The problem: Can all of these lines be returned exactly?

[Collection entries]
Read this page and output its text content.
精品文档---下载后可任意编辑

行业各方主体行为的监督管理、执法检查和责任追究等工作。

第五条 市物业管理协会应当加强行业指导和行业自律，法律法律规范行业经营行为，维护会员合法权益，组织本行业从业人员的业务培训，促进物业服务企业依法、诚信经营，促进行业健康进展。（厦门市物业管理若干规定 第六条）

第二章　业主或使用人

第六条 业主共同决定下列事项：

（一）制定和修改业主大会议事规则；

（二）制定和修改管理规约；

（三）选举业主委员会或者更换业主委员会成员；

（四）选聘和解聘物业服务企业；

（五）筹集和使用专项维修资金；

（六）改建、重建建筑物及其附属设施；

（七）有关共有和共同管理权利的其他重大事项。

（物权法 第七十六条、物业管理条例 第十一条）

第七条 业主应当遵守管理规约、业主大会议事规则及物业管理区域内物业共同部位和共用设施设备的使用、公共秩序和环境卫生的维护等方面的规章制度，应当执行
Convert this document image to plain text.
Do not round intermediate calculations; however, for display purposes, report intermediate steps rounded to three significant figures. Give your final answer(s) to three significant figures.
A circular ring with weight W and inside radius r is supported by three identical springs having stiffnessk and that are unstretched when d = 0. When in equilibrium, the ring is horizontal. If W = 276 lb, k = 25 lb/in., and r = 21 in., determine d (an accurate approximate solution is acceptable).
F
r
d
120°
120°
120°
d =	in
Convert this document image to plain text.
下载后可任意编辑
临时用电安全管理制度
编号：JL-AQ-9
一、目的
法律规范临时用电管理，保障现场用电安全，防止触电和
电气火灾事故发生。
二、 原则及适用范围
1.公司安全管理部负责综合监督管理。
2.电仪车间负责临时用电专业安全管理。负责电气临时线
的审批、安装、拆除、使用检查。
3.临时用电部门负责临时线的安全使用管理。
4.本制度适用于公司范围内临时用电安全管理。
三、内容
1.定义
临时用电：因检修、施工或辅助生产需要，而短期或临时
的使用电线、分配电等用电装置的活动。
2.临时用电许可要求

Solution to this problem:
Read this page and output its text content.
精品文档---下载后可任意编辑

行业各方主体行为的监督管理、执法检查和责任追究等工作。

第五条 市物业管理协会应当加强行业指导和行业自律，法律法律规范行业经营行为，维护会员合法权益，组织本行业从业人员的业务培训，促进物业服务企业依法、诚信经营，促进行业健康进展。（厦门市物业管理若干规定 第六条）

第二章　业主或使用人

第六条 业主共同决定下列事项：

（一）制定和修改业主大会议事规则；

（二）制定和修改管理规约；

（三）选举业主委员会或者更换业主委员会成员；

（四）选聘和解聘物业服务企业；

（五）筹集和使用专项维修资金；

（六）改建、重建建筑物及其附属设施；

（七）有关共有和共同管理权利的其他重大事项。

（物权法 第七十六条、物业管理条例 第十一条）

第七条 业主应当遵守管理规约、业主大会议事规则及物业管理区域内物业共同部位和共用设施设备的使用、公共秩序和环境卫生的维护等方面的规章制度，应当执行
Convert this document image to plain text.
Do not round intermediate calculations; however, for display purposes, report intermediate steps rounded to three significant figures. Give your final answer(s) to three significant figures.
A circular ring with weight W and inside radius r is supported by three identical springs having stiffnessk and that are unstretched when d = 0. When in equilibrium, the ring is horizontal. If W = 276 lb, k = 25 lb/in., and r = 21 in., determine d (an accurate approximate solution is acceptable).
F
r
d
120°
120°
120°
d =	in
Convert this document image to plain text.
下载后可任意编辑
临时用电安全管理制度
编号：JL-AQ-9
一、目的
法律规范临时用电管理，保障现场用电安全，防止触电和
电气火灾事故发生。
二、 原则及适用范围
1.公司安全管理部负责综合监督管理。
2.电仪车间负责临时用电专业安全管理。负责电气临时线
的审批、安装、拆除、使用检查。
3.临时用电部门负责临时线的安全使用管理。
4.本制度适用于公司范围内临时用电安全管理。
三、内容
1.定义
临时用电：因检修、施工或辅助生产需要，而短期或临时
的使用电线、分配电等用电装置的活动。
2.临时用电许可要求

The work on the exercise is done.